Required work.
From the listing below, pull each line that includes "note".

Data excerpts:
++++++++++

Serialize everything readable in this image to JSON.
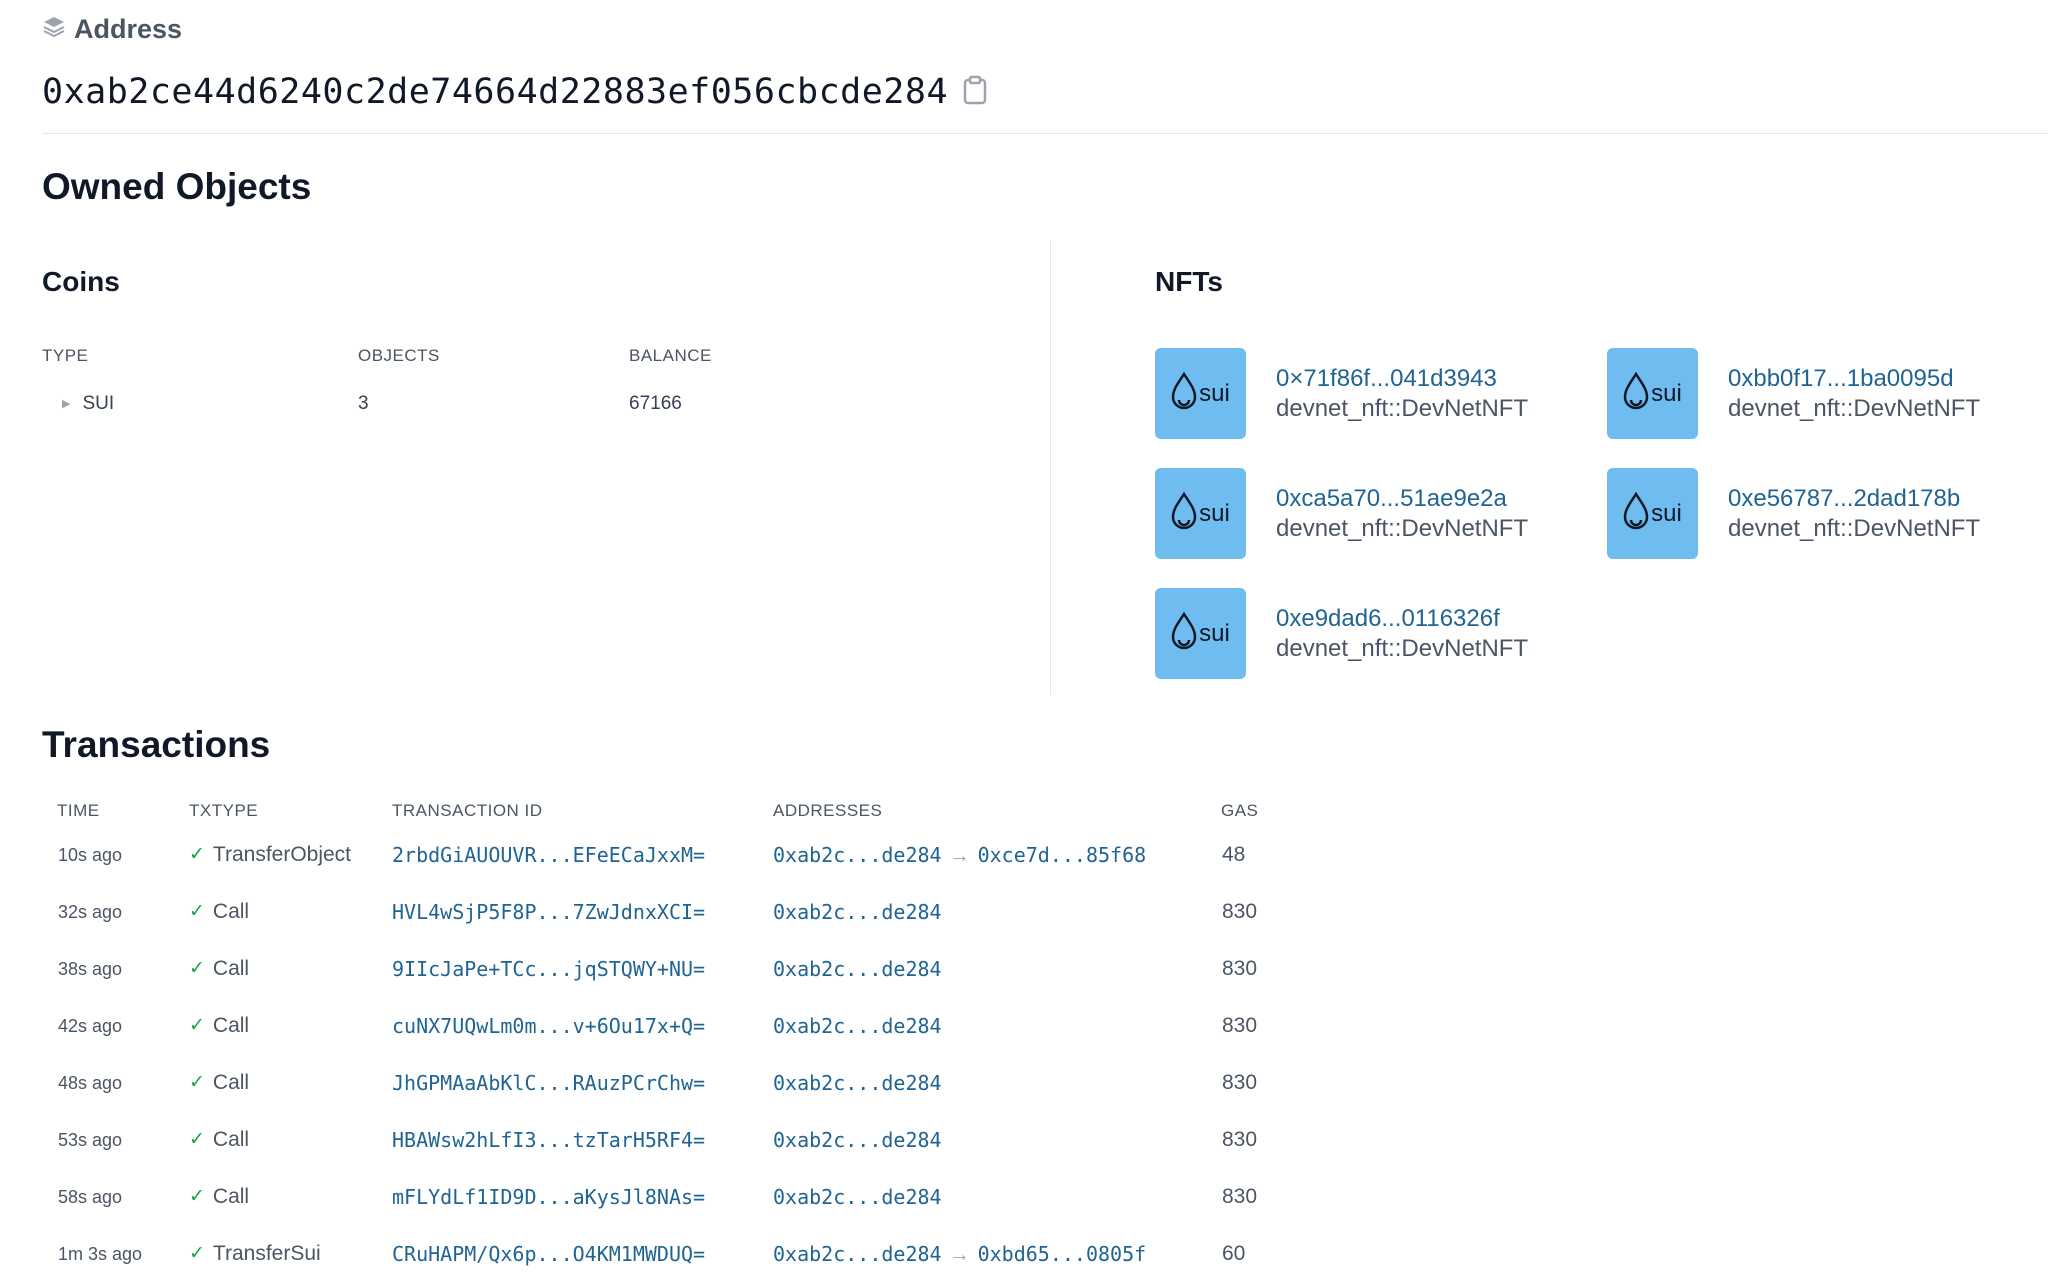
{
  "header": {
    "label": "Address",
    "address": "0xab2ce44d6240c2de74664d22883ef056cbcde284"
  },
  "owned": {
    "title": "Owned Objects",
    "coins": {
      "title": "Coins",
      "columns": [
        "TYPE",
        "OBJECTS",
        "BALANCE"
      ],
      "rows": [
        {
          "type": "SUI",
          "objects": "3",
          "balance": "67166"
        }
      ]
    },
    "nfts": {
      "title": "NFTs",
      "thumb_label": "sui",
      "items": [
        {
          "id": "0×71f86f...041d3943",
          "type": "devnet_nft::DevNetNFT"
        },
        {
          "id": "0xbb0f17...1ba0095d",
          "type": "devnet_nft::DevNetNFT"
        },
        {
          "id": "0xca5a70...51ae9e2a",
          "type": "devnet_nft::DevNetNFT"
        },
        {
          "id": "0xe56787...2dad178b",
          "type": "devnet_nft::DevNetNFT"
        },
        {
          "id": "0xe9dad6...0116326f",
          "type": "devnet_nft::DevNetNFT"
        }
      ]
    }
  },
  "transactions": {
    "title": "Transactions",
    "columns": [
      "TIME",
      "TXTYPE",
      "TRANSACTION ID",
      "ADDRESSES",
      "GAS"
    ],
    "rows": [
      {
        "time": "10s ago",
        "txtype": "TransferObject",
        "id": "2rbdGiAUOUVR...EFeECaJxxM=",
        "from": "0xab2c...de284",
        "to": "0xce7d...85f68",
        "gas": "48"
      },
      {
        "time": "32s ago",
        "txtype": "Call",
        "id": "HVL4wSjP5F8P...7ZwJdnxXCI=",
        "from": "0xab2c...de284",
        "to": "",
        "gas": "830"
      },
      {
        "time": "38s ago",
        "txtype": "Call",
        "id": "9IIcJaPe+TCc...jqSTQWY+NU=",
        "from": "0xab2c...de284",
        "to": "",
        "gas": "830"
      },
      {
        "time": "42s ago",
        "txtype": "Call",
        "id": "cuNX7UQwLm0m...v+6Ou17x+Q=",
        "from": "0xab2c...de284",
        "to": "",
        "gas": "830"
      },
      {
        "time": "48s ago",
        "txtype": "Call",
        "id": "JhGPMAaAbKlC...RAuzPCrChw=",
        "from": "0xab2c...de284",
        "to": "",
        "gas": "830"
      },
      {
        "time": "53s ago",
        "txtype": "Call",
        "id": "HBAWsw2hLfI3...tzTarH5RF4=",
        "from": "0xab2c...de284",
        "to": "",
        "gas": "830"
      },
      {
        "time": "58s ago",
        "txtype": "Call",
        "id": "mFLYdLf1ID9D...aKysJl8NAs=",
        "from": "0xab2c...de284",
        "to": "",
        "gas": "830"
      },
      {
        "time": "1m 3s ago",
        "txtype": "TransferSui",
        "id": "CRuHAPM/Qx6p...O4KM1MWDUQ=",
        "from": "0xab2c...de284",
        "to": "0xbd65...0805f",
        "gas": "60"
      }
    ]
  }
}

++++++++++

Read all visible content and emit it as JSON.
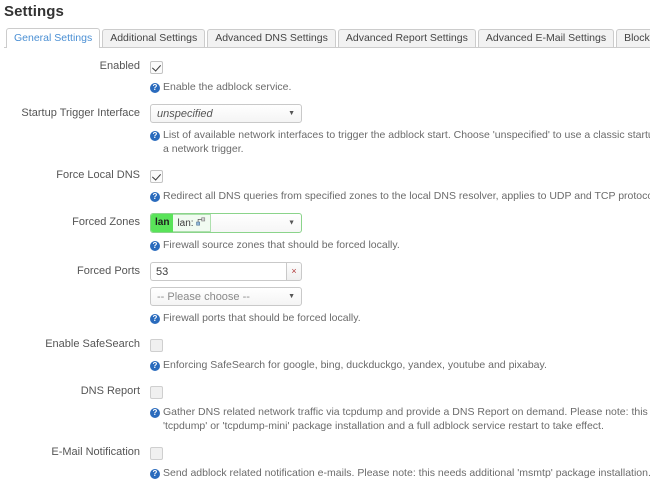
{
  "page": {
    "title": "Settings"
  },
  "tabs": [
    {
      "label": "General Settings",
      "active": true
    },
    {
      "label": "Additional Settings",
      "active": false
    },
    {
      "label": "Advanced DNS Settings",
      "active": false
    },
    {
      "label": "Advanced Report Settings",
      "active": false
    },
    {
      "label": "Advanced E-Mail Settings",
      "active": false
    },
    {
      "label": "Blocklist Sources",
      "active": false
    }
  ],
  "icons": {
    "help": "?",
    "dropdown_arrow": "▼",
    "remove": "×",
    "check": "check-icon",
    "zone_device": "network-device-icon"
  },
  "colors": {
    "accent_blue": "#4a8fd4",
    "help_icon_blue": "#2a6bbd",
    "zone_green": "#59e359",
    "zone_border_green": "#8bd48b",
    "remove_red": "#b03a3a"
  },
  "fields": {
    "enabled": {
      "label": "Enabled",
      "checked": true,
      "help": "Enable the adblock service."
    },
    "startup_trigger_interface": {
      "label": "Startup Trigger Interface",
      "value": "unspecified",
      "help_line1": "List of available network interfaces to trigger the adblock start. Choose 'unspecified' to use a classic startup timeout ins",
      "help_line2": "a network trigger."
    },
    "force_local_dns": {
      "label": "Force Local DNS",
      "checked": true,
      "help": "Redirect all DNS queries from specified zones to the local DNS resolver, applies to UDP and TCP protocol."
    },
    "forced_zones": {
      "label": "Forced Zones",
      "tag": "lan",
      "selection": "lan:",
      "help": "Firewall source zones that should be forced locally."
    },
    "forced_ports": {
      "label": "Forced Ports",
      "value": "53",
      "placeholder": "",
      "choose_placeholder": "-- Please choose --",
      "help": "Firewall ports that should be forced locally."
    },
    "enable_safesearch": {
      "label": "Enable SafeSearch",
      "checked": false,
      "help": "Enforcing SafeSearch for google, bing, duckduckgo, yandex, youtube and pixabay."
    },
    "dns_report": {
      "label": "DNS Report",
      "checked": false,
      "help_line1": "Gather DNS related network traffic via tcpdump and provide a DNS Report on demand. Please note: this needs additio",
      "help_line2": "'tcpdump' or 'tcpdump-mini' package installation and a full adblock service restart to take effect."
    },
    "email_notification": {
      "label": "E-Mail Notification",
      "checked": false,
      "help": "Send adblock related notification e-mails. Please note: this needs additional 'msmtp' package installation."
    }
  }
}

++++++++++

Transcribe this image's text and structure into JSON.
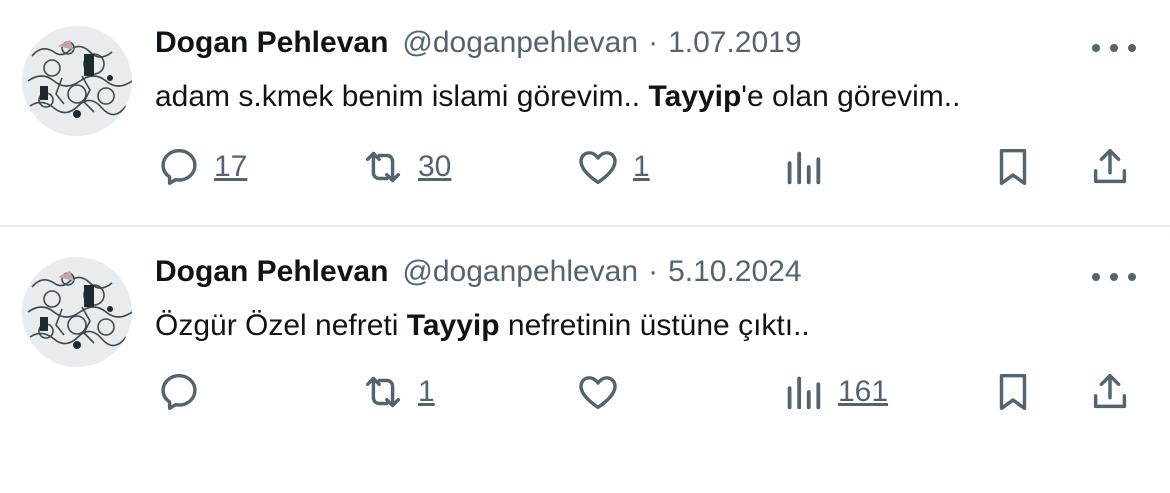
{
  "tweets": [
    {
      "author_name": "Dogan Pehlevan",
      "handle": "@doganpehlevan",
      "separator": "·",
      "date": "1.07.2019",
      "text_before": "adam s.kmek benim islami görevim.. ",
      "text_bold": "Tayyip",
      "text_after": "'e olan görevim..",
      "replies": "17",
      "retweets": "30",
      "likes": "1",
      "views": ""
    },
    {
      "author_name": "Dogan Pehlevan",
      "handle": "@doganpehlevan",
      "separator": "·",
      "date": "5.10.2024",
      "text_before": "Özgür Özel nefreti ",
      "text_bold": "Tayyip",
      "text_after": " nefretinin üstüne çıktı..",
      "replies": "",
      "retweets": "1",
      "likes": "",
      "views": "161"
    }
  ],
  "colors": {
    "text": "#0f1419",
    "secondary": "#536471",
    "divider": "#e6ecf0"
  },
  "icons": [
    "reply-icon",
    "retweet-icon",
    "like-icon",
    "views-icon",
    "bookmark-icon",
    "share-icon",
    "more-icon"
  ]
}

++++++++++

Written response.
      "help_line1": "Gather DNS related network traffic via tcpdump and provide a DNS Report on demand. Please note: this needs additio",
      "help": "Send adblock related notification e-mails. Please note: this needs additional 'msmtp' package installation."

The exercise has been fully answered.